### The data ###

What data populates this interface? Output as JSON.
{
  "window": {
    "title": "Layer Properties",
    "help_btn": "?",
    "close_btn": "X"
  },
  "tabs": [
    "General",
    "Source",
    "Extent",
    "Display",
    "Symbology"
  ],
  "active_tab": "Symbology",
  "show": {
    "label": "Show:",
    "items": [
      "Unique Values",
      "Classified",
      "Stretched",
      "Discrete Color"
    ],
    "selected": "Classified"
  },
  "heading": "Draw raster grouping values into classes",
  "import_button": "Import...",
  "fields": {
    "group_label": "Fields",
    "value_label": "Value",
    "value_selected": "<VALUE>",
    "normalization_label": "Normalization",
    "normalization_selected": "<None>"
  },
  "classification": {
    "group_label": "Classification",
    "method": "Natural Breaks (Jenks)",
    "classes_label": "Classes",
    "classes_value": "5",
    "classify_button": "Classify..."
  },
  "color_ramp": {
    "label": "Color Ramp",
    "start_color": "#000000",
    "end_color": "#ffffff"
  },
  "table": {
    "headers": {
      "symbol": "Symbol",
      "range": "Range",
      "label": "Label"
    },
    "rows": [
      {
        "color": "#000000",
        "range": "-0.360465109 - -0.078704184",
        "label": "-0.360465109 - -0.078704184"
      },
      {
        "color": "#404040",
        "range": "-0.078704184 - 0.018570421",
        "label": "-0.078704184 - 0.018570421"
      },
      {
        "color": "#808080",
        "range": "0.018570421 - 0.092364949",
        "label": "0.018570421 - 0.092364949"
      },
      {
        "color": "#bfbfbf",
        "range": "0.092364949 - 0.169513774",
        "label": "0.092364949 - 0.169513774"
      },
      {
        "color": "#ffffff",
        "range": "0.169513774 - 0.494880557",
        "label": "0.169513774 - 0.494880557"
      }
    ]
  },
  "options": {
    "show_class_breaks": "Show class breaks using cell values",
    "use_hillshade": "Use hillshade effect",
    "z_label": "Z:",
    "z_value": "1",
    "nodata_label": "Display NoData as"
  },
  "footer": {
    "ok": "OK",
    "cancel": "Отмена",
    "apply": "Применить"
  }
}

###

• [Work instructions] Return all the data exactly as given.

• [The solution]
What data populates this interface? Output as JSON.
{
  "window": {
    "title": "Layer Properties",
    "help_btn": "?",
    "close_btn": "X"
  },
  "tabs": [
    "General",
    "Source",
    "Extent",
    "Display",
    "Symbology"
  ],
  "active_tab": "Symbology",
  "show": {
    "label": "Show:",
    "items": [
      "Unique Values",
      "Classified",
      "Stretched",
      "Discrete Color"
    ],
    "selected": "Classified"
  },
  "heading": "Draw raster grouping values into classes",
  "import_button": "Import...",
  "fields": {
    "group_label": "Fields",
    "value_label": "Value",
    "value_selected": "<VALUE>",
    "normalization_label": "Normalization",
    "normalization_selected": "<None>"
  },
  "classification": {
    "group_label": "Classification",
    "method": "Natural Breaks (Jenks)",
    "classes_label": "Classes",
    "classes_value": "5",
    "classify_button": "Classify..."
  },
  "color_ramp": {
    "label": "Color Ramp",
    "start_color": "#000000",
    "end_color": "#ffffff"
  },
  "table": {
    "headers": {
      "symbol": "Symbol",
      "range": "Range",
      "label": "Label"
    },
    "rows": [
      {
        "color": "#000000",
        "range": "-0.360465109 - -0.078704184",
        "label": "-0.360465109 - -0.078704184"
      },
      {
        "color": "#404040",
        "range": "-0.078704184 - 0.018570421",
        "label": "-0.078704184 - 0.018570421"
      },
      {
        "color": "#808080",
        "range": "0.018570421 - 0.092364949",
        "label": "0.018570421 - 0.092364949"
      },
      {
        "color": "#bfbfbf",
        "range": "0.092364949 - 0.169513774",
        "label": "0.092364949 - 0.169513774"
      },
      {
        "color": "#ffffff",
        "range": "0.169513774 - 0.494880557",
        "label": "0.169513774 - 0.494880557"
      }
    ]
  },
  "options": {
    "show_class_breaks": "Show class breaks using cell values",
    "use_hillshade": "Use hillshade effect",
    "z_label": "Z:",
    "z_value": "1",
    "nodata_label": "Display NoData as"
  },
  "footer": {
    "ok": "OK",
    "cancel": "Отмена",
    "apply": "Применить"
  }
}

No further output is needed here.